*Exercise prompt*: For each line below that includes the word "name", make a copy.

*Provided records*:

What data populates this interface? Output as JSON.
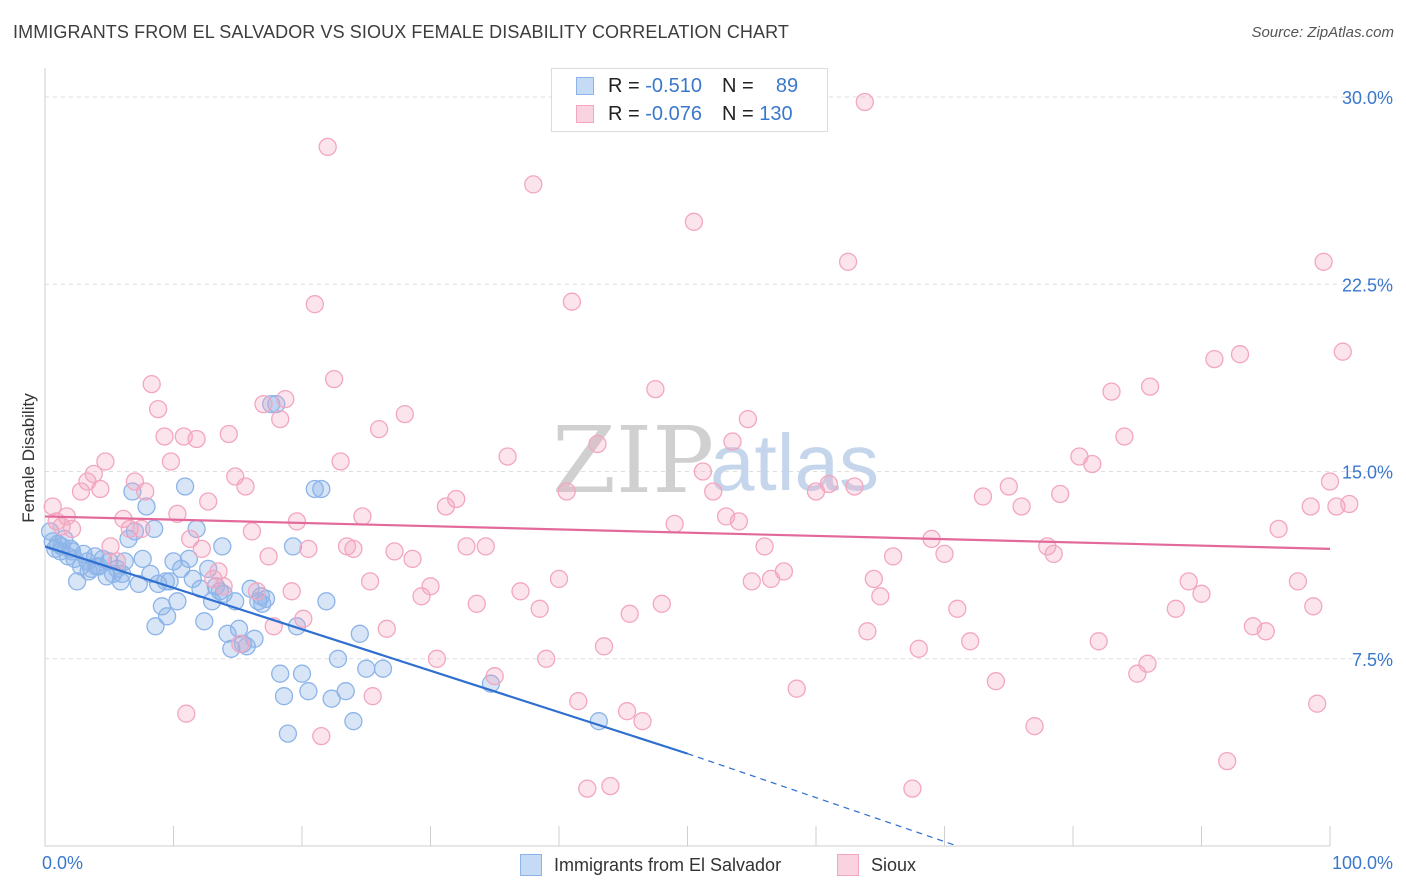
{
  "header": {
    "title": "IMMIGRANTS FROM EL SALVADOR VS SIOUX FEMALE DISABILITY CORRELATION CHART",
    "source": "Source: ZipAtlas.com"
  },
  "watermark": {
    "zip": "ZIP",
    "atlas": "atlas"
  },
  "legend": {
    "rows": [
      {
        "r_label": "R =",
        "r_value": "-0.510",
        "n_label": "N =",
        "n_value": "89",
        "color": "#8db4e8"
      },
      {
        "r_label": "R =",
        "r_value": "-0.076",
        "n_label": "N =",
        "n_value": "130",
        "color": "#f3a6c0"
      }
    ]
  },
  "bottom_legend": [
    {
      "label": "Immigrants from El Salvador",
      "color": "#8db4e8"
    },
    {
      "label": "Sioux",
      "color": "#f3a6c0"
    }
  ],
  "chart_data": {
    "type": "scatter",
    "title": "IMMIGRANTS FROM EL SALVADOR VS SIOUX FEMALE DISABILITY CORRELATION CHART",
    "xlabel": "",
    "ylabel": "Female Disability",
    "xlim": [
      0,
      100
    ],
    "ylim": [
      0,
      31
    ],
    "x_ticks": [
      {
        "value": 0,
        "label": "0.0%"
      },
      {
        "value": 100,
        "label": "100.0%"
      }
    ],
    "y_ticks": [
      {
        "value": 7.5,
        "label": "7.5%"
      },
      {
        "value": 15.0,
        "label": "15.0%"
      },
      {
        "value": 22.5,
        "label": "22.5%"
      },
      {
        "value": 30.0,
        "label": "30.0%"
      }
    ],
    "grid": true,
    "series": [
      {
        "name": "Immigrants from El Salvador",
        "color": "#8db4e8",
        "line_color": "#2f6fd0",
        "trend": {
          "x0": 0,
          "y0": 12.0,
          "x1": 50,
          "y1": 3.7,
          "dashed_to_x": 71,
          "dashed_to_y": 0.0
        },
        "points": [
          [
            0.4,
            12.6
          ],
          [
            0.6,
            12.2
          ],
          [
            0.8,
            11.9
          ],
          [
            1.0,
            12.1
          ],
          [
            1.2,
            11.8
          ],
          [
            1.5,
            12.3
          ],
          [
            1.8,
            11.6
          ],
          [
            2.0,
            11.9
          ],
          [
            2.3,
            11.5
          ],
          [
            2.5,
            10.6
          ],
          [
            2.8,
            11.2
          ],
          [
            3.0,
            11.7
          ],
          [
            3.3,
            11.4
          ],
          [
            3.6,
            11.1
          ],
          [
            3.9,
            11.6
          ],
          [
            4.2,
            11.2
          ],
          [
            4.5,
            11.5
          ],
          [
            4.8,
            10.8
          ],
          [
            5.0,
            11.4
          ],
          [
            5.3,
            10.9
          ],
          [
            5.6,
            11.1
          ],
          [
            5.9,
            10.6
          ],
          [
            6.2,
            11.4
          ],
          [
            6.5,
            12.3
          ],
          [
            6.8,
            14.2
          ],
          [
            7.0,
            12.6
          ],
          [
            7.3,
            10.5
          ],
          [
            7.6,
            11.5
          ],
          [
            7.9,
            13.6
          ],
          [
            8.2,
            10.9
          ],
          [
            8.5,
            12.7
          ],
          [
            8.8,
            10.5
          ],
          [
            9.1,
            9.6
          ],
          [
            9.4,
            10.6
          ],
          [
            9.7,
            10.6
          ],
          [
            10.0,
            11.4
          ],
          [
            10.3,
            9.8
          ],
          [
            10.6,
            11.1
          ],
          [
            10.9,
            14.4
          ],
          [
            11.2,
            11.5
          ],
          [
            11.5,
            10.7
          ],
          [
            11.8,
            12.7
          ],
          [
            12.1,
            10.3
          ],
          [
            12.4,
            9.0
          ],
          [
            12.7,
            11.1
          ],
          [
            13.0,
            9.8
          ],
          [
            13.3,
            10.4
          ],
          [
            13.6,
            10.2
          ],
          [
            13.9,
            10.1
          ],
          [
            14.2,
            8.5
          ],
          [
            14.5,
            7.9
          ],
          [
            14.8,
            9.8
          ],
          [
            15.1,
            8.7
          ],
          [
            15.4,
            8.1
          ],
          [
            15.7,
            8.0
          ],
          [
            16.0,
            10.3
          ],
          [
            16.3,
            8.3
          ],
          [
            16.6,
            9.8
          ],
          [
            16.9,
            9.7
          ],
          [
            17.2,
            9.9
          ],
          [
            17.6,
            17.7
          ],
          [
            18.0,
            17.7
          ],
          [
            18.3,
            6.9
          ],
          [
            18.6,
            6.0
          ],
          [
            18.9,
            4.5
          ],
          [
            19.3,
            12.0
          ],
          [
            19.6,
            8.8
          ],
          [
            20.0,
            6.9
          ],
          [
            20.5,
            6.2
          ],
          [
            21.0,
            14.3
          ],
          [
            21.5,
            14.3
          ],
          [
            21.9,
            9.8
          ],
          [
            22.3,
            5.9
          ],
          [
            22.8,
            7.5
          ],
          [
            23.4,
            6.2
          ],
          [
            24.0,
            5.0
          ],
          [
            24.5,
            8.5
          ],
          [
            25.0,
            7.1
          ],
          [
            1.3,
            12.0
          ],
          [
            2.1,
            11.8
          ],
          [
            3.4,
            11.0
          ],
          [
            4.0,
            11.2
          ],
          [
            6.0,
            10.9
          ],
          [
            8.6,
            8.8
          ],
          [
            9.5,
            9.2
          ],
          [
            13.8,
            12.0
          ],
          [
            16.8,
            10.0
          ],
          [
            26.3,
            7.1
          ],
          [
            34.7,
            6.5
          ],
          [
            43.1,
            5.0
          ]
        ]
      },
      {
        "name": "Sioux",
        "color": "#f3a6c0",
        "line_color": "#e2699a",
        "trend": {
          "x0": 0,
          "y0": 13.2,
          "x1": 100,
          "y1": 11.9
        },
        "points": [
          [
            0.6,
            13.6
          ],
          [
            0.9,
            13.0
          ],
          [
            1.3,
            12.8
          ],
          [
            1.7,
            13.2
          ],
          [
            2.1,
            12.7
          ],
          [
            2.8,
            14.2
          ],
          [
            3.3,
            14.6
          ],
          [
            3.8,
            14.9
          ],
          [
            4.3,
            14.3
          ],
          [
            4.7,
            15.4
          ],
          [
            5.1,
            12.0
          ],
          [
            5.6,
            11.4
          ],
          [
            6.1,
            13.1
          ],
          [
            6.6,
            12.7
          ],
          [
            7.0,
            14.6
          ],
          [
            7.5,
            12.7
          ],
          [
            7.8,
            14.2
          ],
          [
            8.3,
            18.5
          ],
          [
            8.8,
            17.5
          ],
          [
            9.3,
            16.4
          ],
          [
            9.8,
            15.4
          ],
          [
            10.3,
            13.3
          ],
          [
            10.8,
            16.4
          ],
          [
            11.3,
            12.3
          ],
          [
            11.8,
            16.3
          ],
          [
            12.2,
            11.9
          ],
          [
            12.7,
            13.8
          ],
          [
            13.1,
            10.7
          ],
          [
            13.5,
            11.0
          ],
          [
            13.9,
            10.4
          ],
          [
            14.3,
            16.5
          ],
          [
            14.8,
            14.8
          ],
          [
            15.2,
            8.1
          ],
          [
            15.6,
            14.4
          ],
          [
            16.1,
            12.6
          ],
          [
            16.5,
            10.2
          ],
          [
            17.0,
            17.7
          ],
          [
            17.4,
            11.6
          ],
          [
            17.8,
            8.8
          ],
          [
            18.3,
            17.1
          ],
          [
            18.7,
            17.9
          ],
          [
            19.2,
            10.2
          ],
          [
            19.6,
            13.0
          ],
          [
            20.1,
            9.1
          ],
          [
            20.5,
            11.9
          ],
          [
            21.0,
            21.7
          ],
          [
            21.5,
            4.4
          ],
          [
            22.0,
            28.0
          ],
          [
            22.5,
            18.7
          ],
          [
            23.0,
            15.4
          ],
          [
            23.5,
            12.0
          ],
          [
            24.0,
            11.9
          ],
          [
            24.7,
            13.2
          ],
          [
            25.3,
            10.6
          ],
          [
            26.0,
            16.7
          ],
          [
            26.6,
            8.7
          ],
          [
            27.2,
            11.8
          ],
          [
            28.0,
            17.3
          ],
          [
            28.6,
            11.5
          ],
          [
            29.3,
            10.0
          ],
          [
            30.0,
            10.4
          ],
          [
            30.5,
            7.5
          ],
          [
            31.2,
            13.6
          ],
          [
            32.0,
            13.9
          ],
          [
            32.8,
            12.0
          ],
          [
            33.6,
            9.7
          ],
          [
            34.3,
            12.0
          ],
          [
            35.0,
            6.8
          ],
          [
            36.0,
            15.6
          ],
          [
            37.0,
            10.2
          ],
          [
            38.0,
            26.5
          ],
          [
            38.5,
            9.5
          ],
          [
            39.0,
            7.5
          ],
          [
            40.0,
            10.7
          ],
          [
            40.6,
            14.2
          ],
          [
            41.0,
            21.8
          ],
          [
            41.5,
            5.8
          ],
          [
            42.2,
            2.3
          ],
          [
            43.0,
            16.1
          ],
          [
            43.5,
            8.0
          ],
          [
            44.0,
            2.4
          ],
          [
            45.3,
            5.4
          ],
          [
            46.5,
            5.0
          ],
          [
            47.5,
            18.3
          ],
          [
            48.0,
            9.7
          ],
          [
            49.0,
            12.9
          ],
          [
            50.5,
            25.0
          ],
          [
            51.2,
            15.0
          ],
          [
            52.0,
            14.2
          ],
          [
            53.0,
            13.2
          ],
          [
            53.5,
            16.2
          ],
          [
            54.0,
            13.0
          ],
          [
            54.7,
            17.1
          ],
          [
            55.0,
            10.6
          ],
          [
            56.0,
            12.0
          ],
          [
            56.5,
            10.7
          ],
          [
            57.5,
            11.0
          ],
          [
            58.5,
            6.3
          ],
          [
            60.0,
            14.2
          ],
          [
            61.0,
            14.5
          ],
          [
            62.5,
            23.4
          ],
          [
            63.0,
            14.4
          ],
          [
            64.0,
            8.6
          ],
          [
            64.5,
            10.7
          ],
          [
            65.0,
            10.0
          ],
          [
            66.0,
            11.6
          ],
          [
            67.5,
            2.3
          ],
          [
            68.0,
            7.9
          ],
          [
            69.0,
            12.3
          ],
          [
            70.0,
            11.7
          ],
          [
            71.0,
            9.5
          ],
          [
            72.0,
            8.2
          ],
          [
            73.0,
            14.0
          ],
          [
            74.0,
            6.6
          ],
          [
            75.0,
            14.4
          ],
          [
            76.0,
            13.6
          ],
          [
            77.0,
            4.8
          ],
          [
            78.0,
            12.0
          ],
          [
            78.5,
            11.7
          ],
          [
            79.0,
            14.1
          ],
          [
            80.5,
            15.6
          ],
          [
            81.5,
            15.3
          ],
          [
            82.0,
            8.2
          ],
          [
            83.0,
            18.2
          ],
          [
            84.0,
            16.4
          ],
          [
            85.0,
            6.9
          ],
          [
            85.8,
            7.3
          ],
          [
            86.0,
            18.4
          ],
          [
            88.0,
            9.5
          ],
          [
            89.0,
            10.6
          ],
          [
            90.0,
            10.1
          ],
          [
            91.0,
            19.5
          ],
          [
            92.0,
            3.4
          ],
          [
            93.0,
            19.7
          ],
          [
            94.0,
            8.8
          ],
          [
            95.0,
            8.6
          ],
          [
            96.0,
            12.7
          ],
          [
            97.5,
            10.6
          ],
          [
            98.7,
            9.6
          ],
          [
            99.0,
            5.7
          ],
          [
            98.5,
            13.6
          ],
          [
            99.5,
            23.4
          ],
          [
            100.0,
            14.6
          ],
          [
            100.5,
            13.6
          ],
          [
            101.0,
            19.8
          ],
          [
            101.5,
            13.7
          ],
          [
            63.8,
            29.8
          ],
          [
            11.0,
            5.3
          ],
          [
            25.5,
            6.0
          ],
          [
            45.5,
            9.3
          ]
        ]
      }
    ]
  }
}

*Reply*:
        "name": "Immigrants from El Salvador",
        "name": "Sioux",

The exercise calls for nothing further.